Exactly retype the lines below from the one containing "Convert this screenshot" through the end of the listing. Leave pictures out.

══ DATA

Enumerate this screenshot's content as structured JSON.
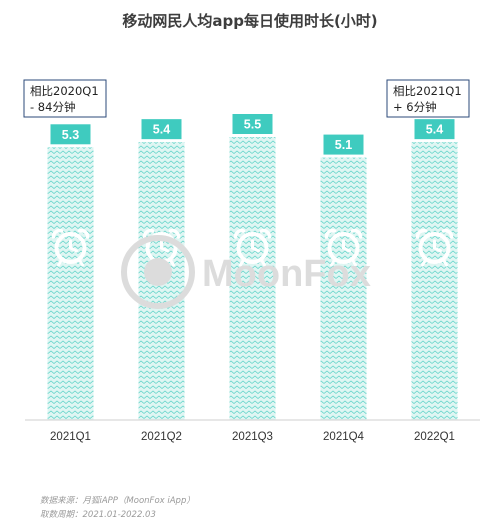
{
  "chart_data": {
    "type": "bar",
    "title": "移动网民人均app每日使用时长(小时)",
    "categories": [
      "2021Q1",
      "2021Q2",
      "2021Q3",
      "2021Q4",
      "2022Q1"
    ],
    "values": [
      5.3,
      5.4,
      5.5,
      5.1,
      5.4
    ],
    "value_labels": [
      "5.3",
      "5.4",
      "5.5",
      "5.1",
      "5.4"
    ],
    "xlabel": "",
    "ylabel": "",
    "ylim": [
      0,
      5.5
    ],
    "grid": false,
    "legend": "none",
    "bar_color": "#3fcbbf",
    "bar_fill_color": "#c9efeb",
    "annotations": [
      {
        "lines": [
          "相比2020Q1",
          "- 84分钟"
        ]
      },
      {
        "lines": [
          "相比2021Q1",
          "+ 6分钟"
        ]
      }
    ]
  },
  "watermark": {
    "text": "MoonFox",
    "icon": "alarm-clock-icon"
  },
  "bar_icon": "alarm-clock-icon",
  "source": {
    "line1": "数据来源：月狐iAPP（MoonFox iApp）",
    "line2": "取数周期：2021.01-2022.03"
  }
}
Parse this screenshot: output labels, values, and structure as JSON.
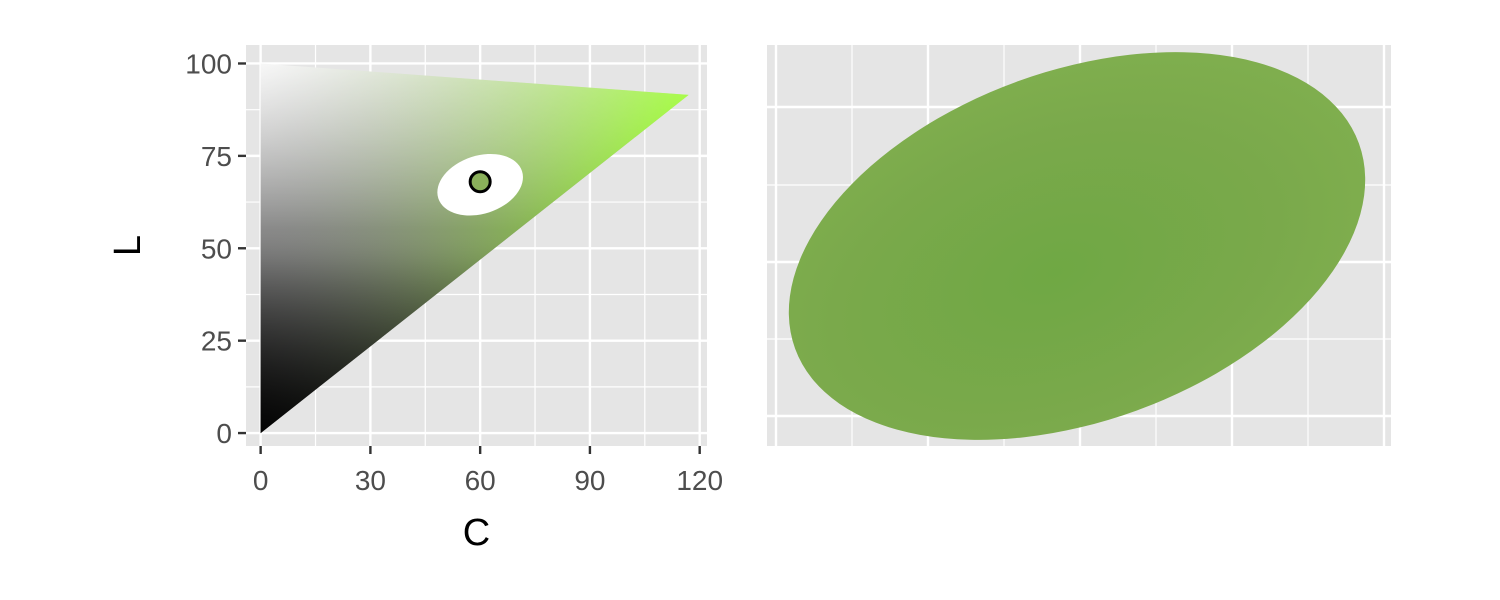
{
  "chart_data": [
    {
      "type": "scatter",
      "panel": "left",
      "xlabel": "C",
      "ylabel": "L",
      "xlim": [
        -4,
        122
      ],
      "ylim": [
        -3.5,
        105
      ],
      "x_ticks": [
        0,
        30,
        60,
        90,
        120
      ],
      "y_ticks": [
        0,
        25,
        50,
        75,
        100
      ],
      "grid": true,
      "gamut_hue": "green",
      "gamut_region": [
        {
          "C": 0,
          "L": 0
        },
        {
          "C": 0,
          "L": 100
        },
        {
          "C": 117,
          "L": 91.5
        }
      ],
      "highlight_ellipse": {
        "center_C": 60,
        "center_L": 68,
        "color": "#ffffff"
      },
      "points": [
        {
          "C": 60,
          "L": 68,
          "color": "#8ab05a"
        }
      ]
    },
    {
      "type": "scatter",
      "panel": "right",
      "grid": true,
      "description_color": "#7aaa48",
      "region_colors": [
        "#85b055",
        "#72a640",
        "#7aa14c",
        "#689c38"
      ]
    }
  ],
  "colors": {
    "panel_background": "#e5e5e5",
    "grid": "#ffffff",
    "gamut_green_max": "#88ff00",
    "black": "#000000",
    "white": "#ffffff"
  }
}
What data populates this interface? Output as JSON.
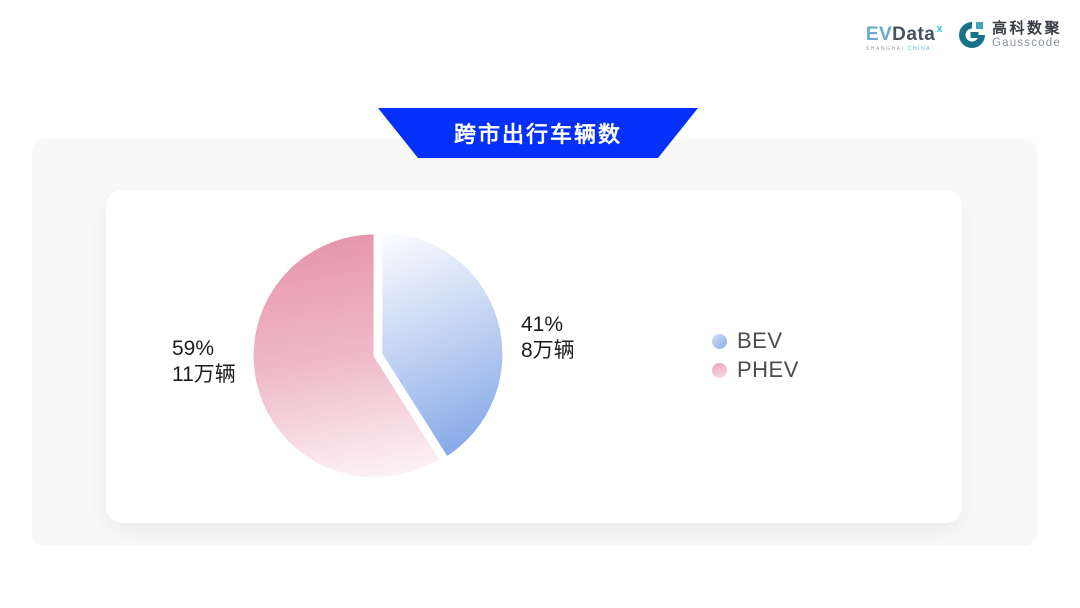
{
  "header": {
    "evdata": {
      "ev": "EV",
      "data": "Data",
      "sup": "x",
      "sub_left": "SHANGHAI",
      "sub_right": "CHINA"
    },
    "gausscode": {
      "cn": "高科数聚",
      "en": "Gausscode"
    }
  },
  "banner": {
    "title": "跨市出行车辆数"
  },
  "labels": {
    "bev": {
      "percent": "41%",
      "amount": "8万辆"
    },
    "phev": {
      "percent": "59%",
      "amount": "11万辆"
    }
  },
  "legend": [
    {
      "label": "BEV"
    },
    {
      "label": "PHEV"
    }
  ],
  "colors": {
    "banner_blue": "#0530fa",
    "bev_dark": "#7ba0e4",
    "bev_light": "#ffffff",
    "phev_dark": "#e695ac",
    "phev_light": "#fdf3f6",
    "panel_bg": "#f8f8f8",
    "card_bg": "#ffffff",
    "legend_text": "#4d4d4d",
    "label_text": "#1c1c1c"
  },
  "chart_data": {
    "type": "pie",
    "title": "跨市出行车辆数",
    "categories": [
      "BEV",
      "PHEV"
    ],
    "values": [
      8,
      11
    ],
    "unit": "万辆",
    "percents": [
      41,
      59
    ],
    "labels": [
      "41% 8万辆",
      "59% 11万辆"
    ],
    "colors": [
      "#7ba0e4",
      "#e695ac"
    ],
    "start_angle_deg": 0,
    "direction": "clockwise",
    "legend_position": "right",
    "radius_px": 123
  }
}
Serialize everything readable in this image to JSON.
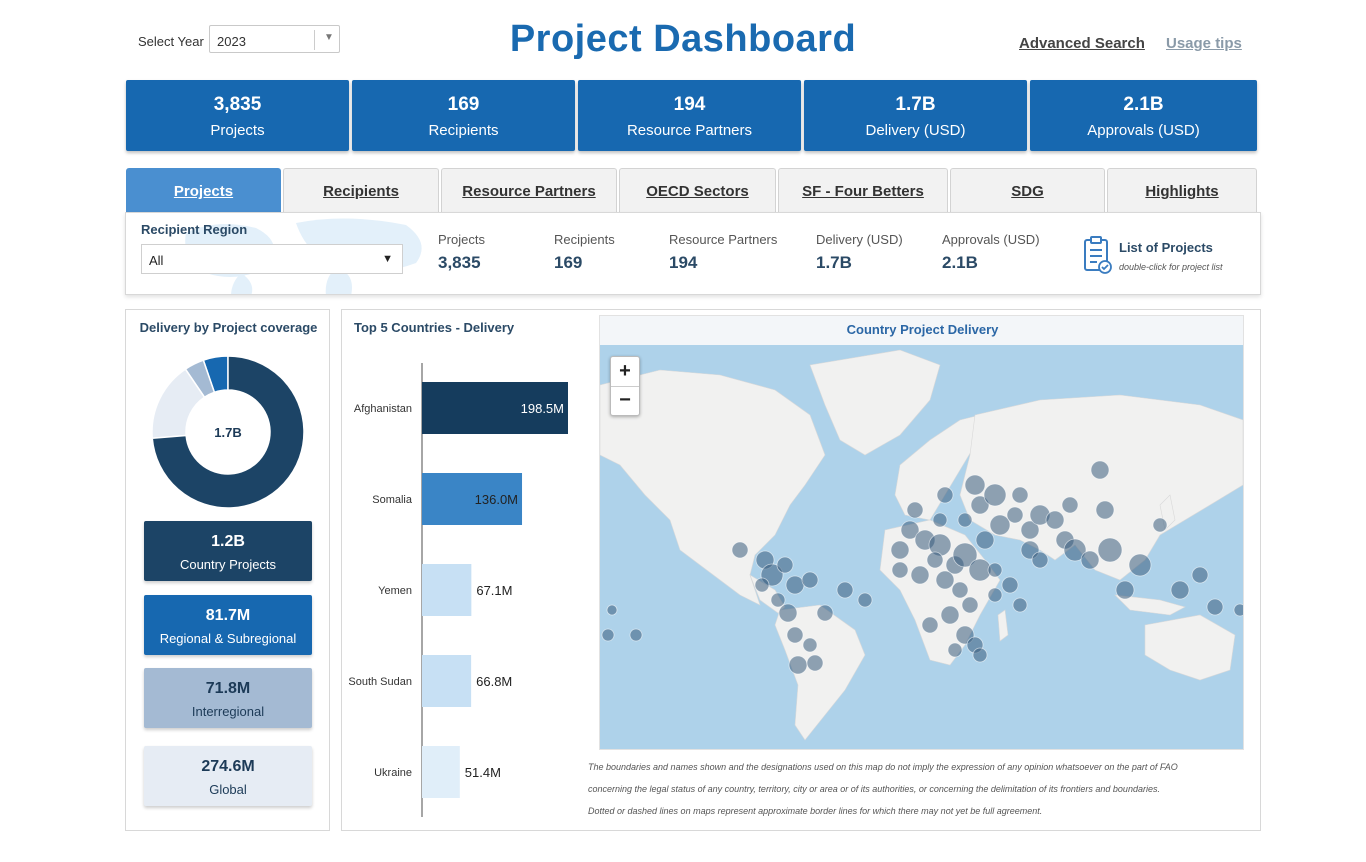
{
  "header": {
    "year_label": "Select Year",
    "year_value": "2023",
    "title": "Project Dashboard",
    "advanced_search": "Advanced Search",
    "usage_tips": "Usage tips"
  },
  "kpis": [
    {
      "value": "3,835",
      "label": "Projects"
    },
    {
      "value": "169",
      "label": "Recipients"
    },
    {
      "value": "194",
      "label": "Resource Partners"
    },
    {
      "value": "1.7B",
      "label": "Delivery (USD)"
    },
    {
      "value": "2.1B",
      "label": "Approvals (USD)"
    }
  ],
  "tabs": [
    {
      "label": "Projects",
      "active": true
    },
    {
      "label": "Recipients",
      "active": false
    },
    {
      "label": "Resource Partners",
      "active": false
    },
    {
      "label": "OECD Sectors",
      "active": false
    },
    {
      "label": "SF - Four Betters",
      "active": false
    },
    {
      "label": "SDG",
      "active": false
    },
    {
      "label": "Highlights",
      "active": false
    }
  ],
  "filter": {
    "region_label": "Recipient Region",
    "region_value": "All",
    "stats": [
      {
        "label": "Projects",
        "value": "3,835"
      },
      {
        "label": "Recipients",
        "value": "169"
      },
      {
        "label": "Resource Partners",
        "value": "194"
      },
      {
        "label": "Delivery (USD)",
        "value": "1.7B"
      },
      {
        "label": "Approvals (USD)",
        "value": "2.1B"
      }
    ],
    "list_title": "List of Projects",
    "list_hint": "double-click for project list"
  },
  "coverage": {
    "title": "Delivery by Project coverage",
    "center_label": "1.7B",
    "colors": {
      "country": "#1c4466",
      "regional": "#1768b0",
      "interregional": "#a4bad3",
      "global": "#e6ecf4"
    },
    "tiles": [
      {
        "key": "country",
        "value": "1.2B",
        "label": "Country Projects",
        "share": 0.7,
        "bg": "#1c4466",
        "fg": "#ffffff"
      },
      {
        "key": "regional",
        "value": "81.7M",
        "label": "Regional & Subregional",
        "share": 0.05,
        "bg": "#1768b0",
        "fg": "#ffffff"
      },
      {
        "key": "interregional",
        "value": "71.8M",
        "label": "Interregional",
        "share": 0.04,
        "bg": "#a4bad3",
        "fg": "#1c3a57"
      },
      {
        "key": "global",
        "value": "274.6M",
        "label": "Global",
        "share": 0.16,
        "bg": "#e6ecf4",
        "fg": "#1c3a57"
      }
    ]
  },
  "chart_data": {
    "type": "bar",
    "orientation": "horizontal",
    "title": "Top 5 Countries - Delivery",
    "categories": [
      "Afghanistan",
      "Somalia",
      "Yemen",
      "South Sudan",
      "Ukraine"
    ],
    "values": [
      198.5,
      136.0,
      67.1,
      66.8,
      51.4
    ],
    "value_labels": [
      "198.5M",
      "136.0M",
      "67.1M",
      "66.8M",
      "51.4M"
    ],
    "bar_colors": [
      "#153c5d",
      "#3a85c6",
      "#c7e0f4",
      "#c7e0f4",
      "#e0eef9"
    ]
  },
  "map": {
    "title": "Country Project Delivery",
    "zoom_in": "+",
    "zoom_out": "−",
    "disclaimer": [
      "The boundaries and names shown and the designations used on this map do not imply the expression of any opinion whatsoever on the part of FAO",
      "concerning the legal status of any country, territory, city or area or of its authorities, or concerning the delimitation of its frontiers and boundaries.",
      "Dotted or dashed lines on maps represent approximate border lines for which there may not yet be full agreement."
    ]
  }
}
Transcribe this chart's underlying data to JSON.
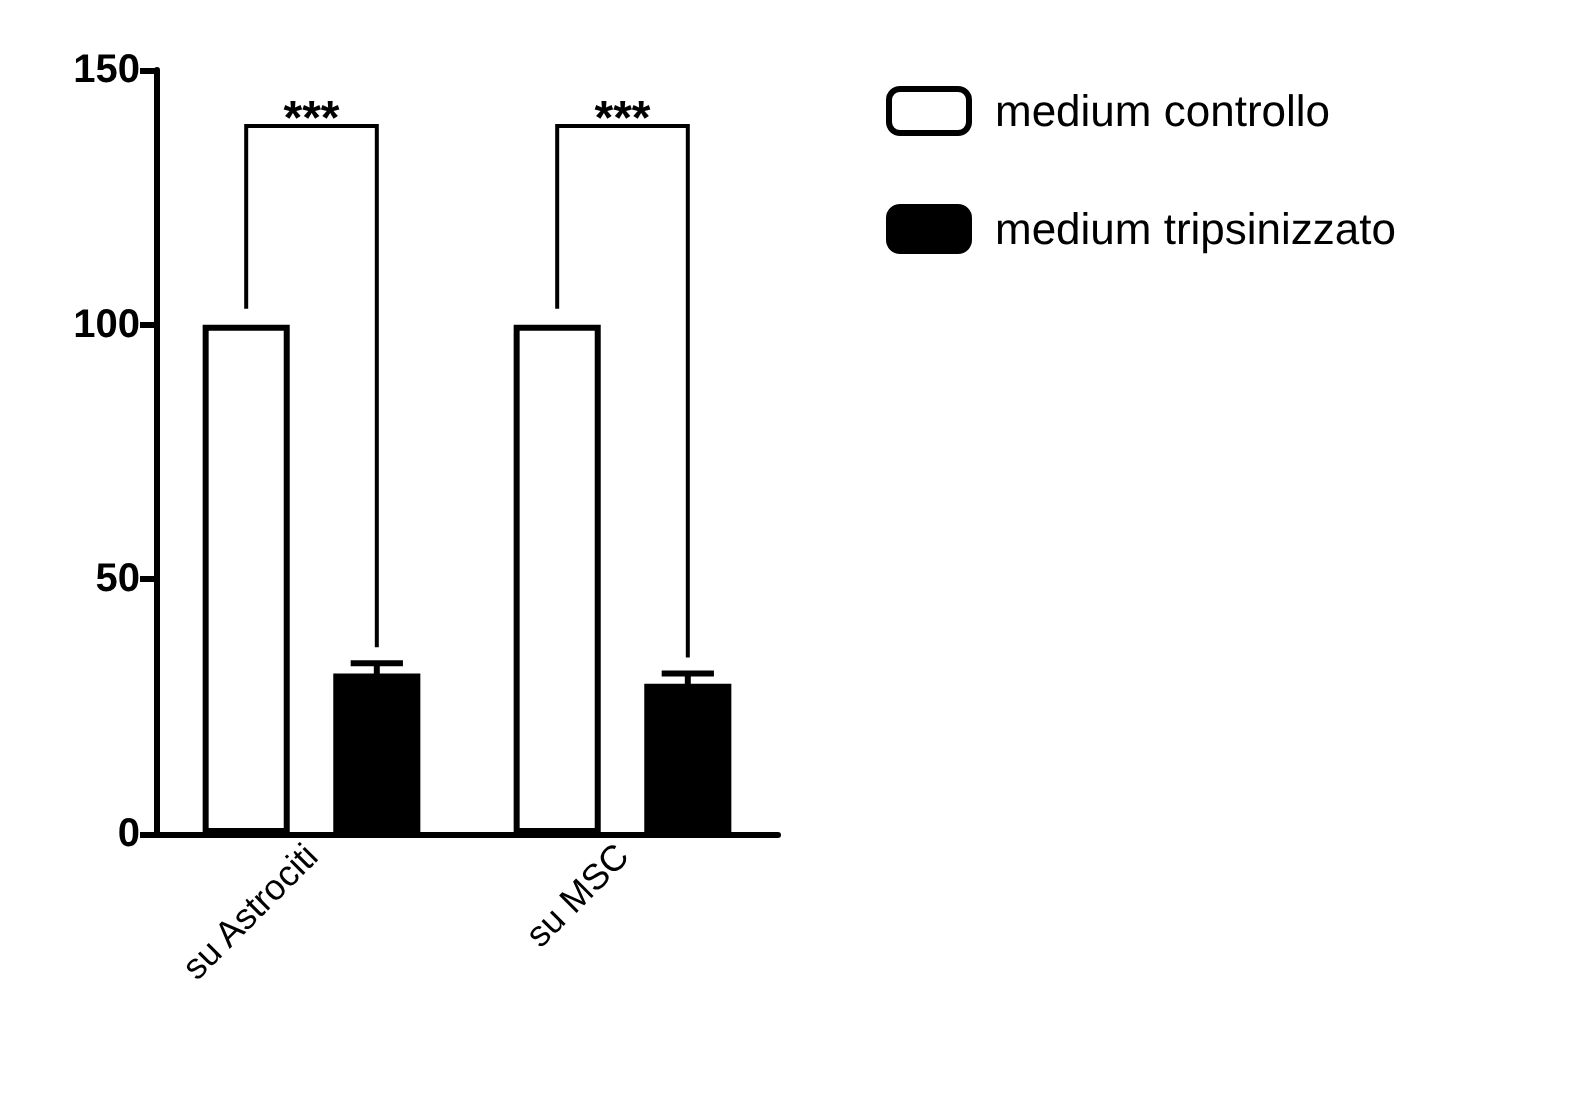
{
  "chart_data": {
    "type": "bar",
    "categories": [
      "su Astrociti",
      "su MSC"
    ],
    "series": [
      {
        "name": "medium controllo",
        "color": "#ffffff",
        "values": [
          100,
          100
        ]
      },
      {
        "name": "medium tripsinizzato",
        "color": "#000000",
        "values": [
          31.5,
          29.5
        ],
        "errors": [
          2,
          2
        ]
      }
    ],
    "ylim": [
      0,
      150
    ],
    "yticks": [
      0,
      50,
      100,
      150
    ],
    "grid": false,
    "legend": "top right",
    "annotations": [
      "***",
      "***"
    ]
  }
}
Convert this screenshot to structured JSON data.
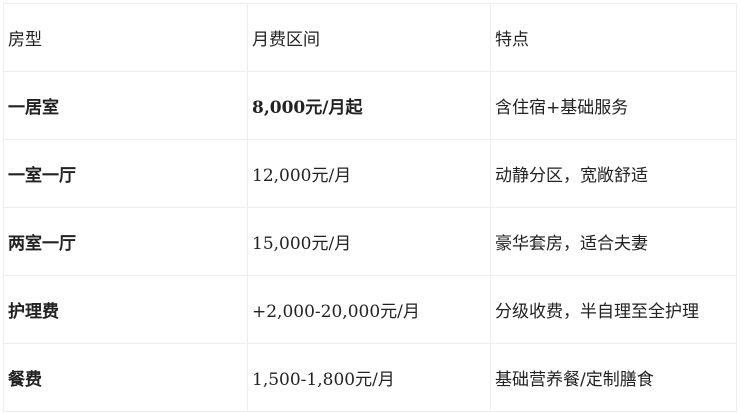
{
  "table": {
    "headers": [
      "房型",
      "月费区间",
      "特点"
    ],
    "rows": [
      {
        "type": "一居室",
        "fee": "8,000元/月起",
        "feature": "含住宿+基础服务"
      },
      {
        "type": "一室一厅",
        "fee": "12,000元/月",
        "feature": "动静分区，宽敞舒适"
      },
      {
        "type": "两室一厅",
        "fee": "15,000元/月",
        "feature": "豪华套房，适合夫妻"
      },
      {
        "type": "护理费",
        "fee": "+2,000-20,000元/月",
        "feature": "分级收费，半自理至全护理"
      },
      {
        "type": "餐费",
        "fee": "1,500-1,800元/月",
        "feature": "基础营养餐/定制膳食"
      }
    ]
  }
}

════

§ ANSWER IN FULL:
Convert this screenshot to structured JSON data.
{
  "table": {
    "headers": [
      "房型",
      "月费区间",
      "特点"
    ],
    "rows": [
      {
        "type": "一居室",
        "fee": "8,000元/月起",
        "feature": "含住宿+基础服务"
      },
      {
        "type": "一室一厅",
        "fee": "12,000元/月",
        "feature": "动静分区，宽敞舒适"
      },
      {
        "type": "两室一厅",
        "fee": "15,000元/月",
        "feature": "豪华套房，适合夫妻"
      },
      {
        "type": "护理费",
        "fee": "+2,000-20,000元/月",
        "feature": "分级收费，半自理至全护理"
      },
      {
        "type": "餐费",
        "fee": "1,500-1,800元/月",
        "feature": "基础营养餐/定制膳食"
      }
    ]
  }
}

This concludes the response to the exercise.